:: Labeled box records ::

━━━━━━━━━━━━━━━━━━━━━━━━━━━━━━

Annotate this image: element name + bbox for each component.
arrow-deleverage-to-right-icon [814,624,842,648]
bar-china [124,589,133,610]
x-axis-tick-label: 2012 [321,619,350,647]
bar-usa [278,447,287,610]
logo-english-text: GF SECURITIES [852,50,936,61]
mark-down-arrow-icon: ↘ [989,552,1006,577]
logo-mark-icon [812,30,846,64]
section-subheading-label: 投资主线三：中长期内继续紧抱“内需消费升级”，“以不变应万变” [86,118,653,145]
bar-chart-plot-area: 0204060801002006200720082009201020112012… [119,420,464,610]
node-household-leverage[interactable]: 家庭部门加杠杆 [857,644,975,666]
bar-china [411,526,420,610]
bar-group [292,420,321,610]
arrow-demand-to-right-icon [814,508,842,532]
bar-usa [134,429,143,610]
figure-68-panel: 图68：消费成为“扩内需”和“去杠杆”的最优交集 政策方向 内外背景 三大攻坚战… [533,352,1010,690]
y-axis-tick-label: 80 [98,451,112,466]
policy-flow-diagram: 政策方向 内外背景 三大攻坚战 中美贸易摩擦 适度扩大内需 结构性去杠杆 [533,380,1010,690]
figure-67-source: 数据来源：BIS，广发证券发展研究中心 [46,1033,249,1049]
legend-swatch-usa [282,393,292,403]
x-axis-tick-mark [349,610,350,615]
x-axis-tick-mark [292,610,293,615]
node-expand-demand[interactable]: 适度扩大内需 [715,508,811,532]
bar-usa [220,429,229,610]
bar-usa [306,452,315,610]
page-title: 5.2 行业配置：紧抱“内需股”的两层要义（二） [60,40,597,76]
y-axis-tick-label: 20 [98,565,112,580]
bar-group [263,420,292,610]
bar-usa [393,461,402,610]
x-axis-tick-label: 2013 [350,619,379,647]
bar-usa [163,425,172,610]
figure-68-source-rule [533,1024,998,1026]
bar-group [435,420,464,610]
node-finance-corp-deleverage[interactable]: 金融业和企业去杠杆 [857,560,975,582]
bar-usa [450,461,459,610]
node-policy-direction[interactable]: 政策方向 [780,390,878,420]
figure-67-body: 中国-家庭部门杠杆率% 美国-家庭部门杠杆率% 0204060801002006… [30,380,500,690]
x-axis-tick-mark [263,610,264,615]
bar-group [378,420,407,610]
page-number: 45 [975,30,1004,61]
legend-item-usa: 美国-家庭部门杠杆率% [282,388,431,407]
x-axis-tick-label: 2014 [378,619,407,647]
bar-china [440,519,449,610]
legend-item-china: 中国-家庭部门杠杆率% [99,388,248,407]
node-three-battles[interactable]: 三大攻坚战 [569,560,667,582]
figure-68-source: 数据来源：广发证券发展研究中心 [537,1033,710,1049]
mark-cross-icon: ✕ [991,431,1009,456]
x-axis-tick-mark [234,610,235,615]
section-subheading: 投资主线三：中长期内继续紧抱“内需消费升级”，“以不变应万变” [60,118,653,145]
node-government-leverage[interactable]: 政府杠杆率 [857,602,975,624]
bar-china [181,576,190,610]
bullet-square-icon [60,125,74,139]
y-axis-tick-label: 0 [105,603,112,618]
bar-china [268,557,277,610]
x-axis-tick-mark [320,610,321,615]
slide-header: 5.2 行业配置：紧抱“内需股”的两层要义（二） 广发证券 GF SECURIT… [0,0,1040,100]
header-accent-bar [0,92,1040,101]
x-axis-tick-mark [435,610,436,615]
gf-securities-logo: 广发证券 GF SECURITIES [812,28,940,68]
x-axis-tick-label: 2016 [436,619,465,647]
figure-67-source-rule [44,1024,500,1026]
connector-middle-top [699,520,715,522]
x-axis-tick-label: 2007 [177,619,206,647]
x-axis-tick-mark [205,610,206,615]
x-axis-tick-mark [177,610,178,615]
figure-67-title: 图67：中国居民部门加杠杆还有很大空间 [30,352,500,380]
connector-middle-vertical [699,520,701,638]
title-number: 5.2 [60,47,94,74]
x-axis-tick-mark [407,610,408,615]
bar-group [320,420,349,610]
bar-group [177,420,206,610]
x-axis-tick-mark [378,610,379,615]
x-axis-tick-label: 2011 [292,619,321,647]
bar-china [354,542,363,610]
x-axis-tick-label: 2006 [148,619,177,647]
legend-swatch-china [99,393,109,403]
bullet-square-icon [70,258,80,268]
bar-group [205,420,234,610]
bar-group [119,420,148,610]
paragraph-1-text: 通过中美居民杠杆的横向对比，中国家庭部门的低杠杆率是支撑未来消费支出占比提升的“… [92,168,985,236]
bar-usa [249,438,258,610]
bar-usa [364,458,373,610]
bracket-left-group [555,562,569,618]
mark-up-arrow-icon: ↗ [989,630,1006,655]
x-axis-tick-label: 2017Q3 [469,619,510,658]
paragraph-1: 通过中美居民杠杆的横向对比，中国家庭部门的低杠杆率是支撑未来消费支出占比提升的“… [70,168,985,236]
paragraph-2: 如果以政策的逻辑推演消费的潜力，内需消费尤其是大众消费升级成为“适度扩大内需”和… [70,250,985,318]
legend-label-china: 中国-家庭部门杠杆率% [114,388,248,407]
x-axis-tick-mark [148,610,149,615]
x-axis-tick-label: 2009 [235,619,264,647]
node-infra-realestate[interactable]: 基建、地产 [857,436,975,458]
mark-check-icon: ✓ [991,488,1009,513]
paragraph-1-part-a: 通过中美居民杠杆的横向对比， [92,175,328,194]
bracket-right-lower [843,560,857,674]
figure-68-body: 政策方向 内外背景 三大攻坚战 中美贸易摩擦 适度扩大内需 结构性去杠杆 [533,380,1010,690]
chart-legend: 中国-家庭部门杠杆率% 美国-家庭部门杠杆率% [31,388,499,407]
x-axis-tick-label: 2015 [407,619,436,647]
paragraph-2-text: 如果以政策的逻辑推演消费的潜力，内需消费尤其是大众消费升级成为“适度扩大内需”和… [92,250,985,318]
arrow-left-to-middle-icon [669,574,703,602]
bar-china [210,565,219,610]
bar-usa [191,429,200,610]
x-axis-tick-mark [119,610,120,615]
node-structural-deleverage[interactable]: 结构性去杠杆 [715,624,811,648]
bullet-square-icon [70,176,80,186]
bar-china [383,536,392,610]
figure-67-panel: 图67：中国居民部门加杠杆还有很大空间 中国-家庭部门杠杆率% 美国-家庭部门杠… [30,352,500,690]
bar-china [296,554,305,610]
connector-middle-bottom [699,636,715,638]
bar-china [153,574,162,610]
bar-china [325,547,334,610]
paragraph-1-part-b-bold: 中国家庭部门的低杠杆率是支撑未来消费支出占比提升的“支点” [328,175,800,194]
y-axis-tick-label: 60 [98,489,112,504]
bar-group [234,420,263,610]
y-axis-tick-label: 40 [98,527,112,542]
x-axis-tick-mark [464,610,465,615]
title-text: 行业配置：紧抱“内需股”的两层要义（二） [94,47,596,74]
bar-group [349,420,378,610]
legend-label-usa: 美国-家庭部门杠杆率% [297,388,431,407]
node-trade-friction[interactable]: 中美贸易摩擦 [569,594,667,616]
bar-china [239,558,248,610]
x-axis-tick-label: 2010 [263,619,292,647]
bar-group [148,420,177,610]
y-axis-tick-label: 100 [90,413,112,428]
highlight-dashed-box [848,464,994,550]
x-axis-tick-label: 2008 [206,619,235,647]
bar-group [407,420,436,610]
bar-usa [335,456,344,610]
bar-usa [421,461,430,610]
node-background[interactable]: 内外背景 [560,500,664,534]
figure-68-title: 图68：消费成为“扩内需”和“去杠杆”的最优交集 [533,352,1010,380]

━━━━━━━━━━━━━━━━━━━━━━━━━━━━━━

:: Prompt ::
Transcribe all of the rows above, keeping every character the same.

:: Task output ::
Annotate this image: element name + bbox for each component.
arrow-deleverage-to-right-icon [814,624,842,648]
bar-china [124,589,133,610]
x-axis-tick-label: 2012 [321,619,350,647]
bar-usa [278,447,287,610]
logo-english-text: GF SECURITIES [852,50,936,61]
mark-down-arrow-icon: ↘ [989,552,1006,577]
logo-mark-icon [812,30,846,64]
section-subheading-label: 投资主线三：中长期内继续紧抱“内需消费升级”，“以不变应万变” [86,118,653,145]
bar-chart-plot-area: 0204060801002006200720082009201020112012… [119,420,464,610]
node-household-leverage[interactable]: 家庭部门加杠杆 [857,644,975,666]
bar-china [411,526,420,610]
bar-group [292,420,321,610]
arrow-demand-to-right-icon [814,508,842,532]
bar-usa [134,429,143,610]
figure-68-panel: 图68：消费成为“扩内需”和“去杠杆”的最优交集 政策方向 内外背景 三大攻坚战… [533,352,1010,690]
y-axis-tick-label: 80 [98,451,112,466]
policy-flow-diagram: 政策方向 内外背景 三大攻坚战 中美贸易摩擦 适度扩大内需 结构性去杠杆 [533,380,1010,690]
figure-67-source: 数据来源：BIS，广发证券发展研究中心 [46,1033,249,1049]
legend-swatch-usa [282,393,292,403]
x-axis-tick-mark [349,610,350,615]
x-axis-tick-mark [292,610,293,615]
node-expand-demand[interactable]: 适度扩大内需 [715,508,811,532]
bar-usa [220,429,229,610]
bar-usa [306,452,315,610]
page-title: 5.2 行业配置：紧抱“内需股”的两层要义（二） [60,40,597,76]
y-axis-tick-label: 20 [98,565,112,580]
bar-group [263,420,292,610]
bar-usa [393,461,402,610]
x-axis-tick-label: 2013 [350,619,379,647]
bar-usa [163,425,172,610]
figure-68-source-rule [533,1024,998,1026]
bar-group [435,420,464,610]
node-finance-corp-deleverage[interactable]: 金融业和企业去杠杆 [857,560,975,582]
bar-usa [450,461,459,610]
node-policy-direction[interactable]: 政策方向 [780,390,878,420]
figure-67-body: 中国-家庭部门杠杆率% 美国-家庭部门杠杆率% 0204060801002006… [30,380,500,690]
x-axis-tick-mark [263,610,264,615]
bar-group [378,420,407,610]
page-number: 45 [975,30,1004,61]
legend-item-usa: 美国-家庭部门杠杆率% [282,388,431,407]
x-axis-tick-label: 2014 [378,619,407,647]
bar-china [440,519,449,610]
legend-item-china: 中国-家庭部门杠杆率% [99,388,248,407]
node-three-battles[interactable]: 三大攻坚战 [569,560,667,582]
figure-68-source: 数据来源：广发证券发展研究中心 [537,1033,710,1049]
mark-cross-icon: ✕ [991,431,1009,456]
x-axis-tick-mark [234,610,235,615]
section-subheading: 投资主线三：中长期内继续紧抱“内需消费升级”，“以不变应万变” [60,118,653,145]
node-government-leverage[interactable]: 政府杠杆率 [857,602,975,624]
bar-china [181,576,190,610]
bullet-square-icon [60,125,74,139]
y-axis-tick-label: 0 [105,603,112,618]
bar-china [268,557,277,610]
x-axis-tick-mark [320,610,321,615]
slide-header: 5.2 行业配置：紧抱“内需股”的两层要义（二） 广发证券 GF SECURIT… [0,0,1040,100]
header-accent-bar [0,92,1040,101]
x-axis-tick-mark [435,610,436,615]
gf-securities-logo: 广发证券 GF SECURITIES [812,28,940,68]
x-axis-tick-label: 2016 [436,619,465,647]
figure-67-source-rule [44,1024,500,1026]
connector-middle-top [699,520,715,522]
x-axis-tick-label: 2007 [177,619,206,647]
x-axis-tick-mark [205,610,206,615]
x-axis-tick-mark [177,610,178,615]
figure-67-title: 图67：中国居民部门加杠杆还有很大空间 [30,352,500,380]
connector-middle-vertical [699,520,701,638]
title-number: 5.2 [60,47,94,74]
x-axis-tick-mark [407,610,408,615]
bar-group [320,420,349,610]
bar-group [177,420,206,610]
x-axis-tick-mark [378,610,379,615]
x-axis-tick-label: 2011 [292,619,321,647]
bar-china [354,542,363,610]
x-axis-tick-label: 2006 [148,619,177,647]
legend-swatch-china [99,393,109,403]
bullet-square-icon [70,258,80,268]
bar-group [205,420,234,610]
bar-group [119,420,148,610]
paragraph-1-text: 通过中美居民杠杆的横向对比，中国家庭部门的低杠杆率是支撑未来消费支出占比提升的“… [92,168,985,236]
bar-usa [249,438,258,610]
bar-usa [364,458,373,610]
bracket-left-group [555,562,569,618]
mark-up-arrow-icon: ↗ [989,630,1006,655]
x-axis-tick-label: 2017Q3 [469,619,510,658]
paragraph-1: 通过中美居民杠杆的横向对比，中国家庭部门的低杠杆率是支撑未来消费支出占比提升的“… [70,168,985,236]
paragraph-2: 如果以政策的逻辑推演消费的潜力，内需消费尤其是大众消费升级成为“适度扩大内需”和… [70,250,985,318]
legend-label-china: 中国-家庭部门杠杆率% [114,388,248,407]
x-axis-tick-mark [148,610,149,615]
x-axis-tick-label: 2009 [235,619,264,647]
node-infra-realestate[interactable]: 基建、地产 [857,436,975,458]
mark-check-icon: ✓ [991,488,1009,513]
paragraph-1-part-a: 通过中美居民杠杆的横向对比， [92,175,328,194]
bracket-right-lower [843,560,857,674]
figure-68-body: 政策方向 内外背景 三大攻坚战 中美贸易摩擦 适度扩大内需 结构性去杠杆 [533,380,1010,690]
chart-legend: 中国-家庭部门杠杆率% 美国-家庭部门杠杆率% [31,388,499,407]
x-axis-tick-label: 2015 [407,619,436,647]
paragraph-2-text: 如果以政策的逻辑推演消费的潜力，内需消费尤其是大众消费升级成为“适度扩大内需”和… [92,250,985,318]
arrow-left-to-middle-icon [669,574,703,602]
bar-china [210,565,219,610]
bar-usa [191,429,200,610]
x-axis-tick-mark [119,610,120,615]
node-structural-deleverage[interactable]: 结构性去杠杆 [715,624,811,648]
bullet-square-icon [70,176,80,186]
bar-china [383,536,392,610]
figure-67-panel: 图67：中国居民部门加杠杆还有很大空间 中国-家庭部门杠杆率% 美国-家庭部门杠… [30,352,500,690]
bar-china [296,554,305,610]
connector-middle-bottom [699,636,715,638]
bar-china [153,574,162,610]
bar-china [325,547,334,610]
paragraph-1-part-b-bold: 中国家庭部门的低杠杆率是支撑未来消费支出占比提升的“支点” [328,175,800,194]
y-axis-tick-label: 60 [98,489,112,504]
bar-group [234,420,263,610]
y-axis-tick-label: 40 [98,527,112,542]
x-axis-tick-mark [464,610,465,615]
title-text: 行业配置：紧抱“内需股”的两层要义（二） [94,47,596,74]
bar-group [349,420,378,610]
legend-label-usa: 美国-家庭部门杠杆率% [297,388,431,407]
node-trade-friction[interactable]: 中美贸易摩擦 [569,594,667,616]
bar-china [239,558,248,610]
x-axis-tick-label: 2010 [263,619,292,647]
bar-group [148,420,177,610]
y-axis-tick-label: 100 [90,413,112,428]
highlight-dashed-box [848,464,994,550]
x-axis-tick-label: 2008 [206,619,235,647]
bar-group [407,420,436,610]
bar-usa [335,456,344,610]
bar-usa [421,461,430,610]
node-background[interactable]: 内外背景 [560,500,664,534]
figure-68-title: 图68：消费成为“扩内需”和“去杠杆”的最优交集 [533,352,1010,380]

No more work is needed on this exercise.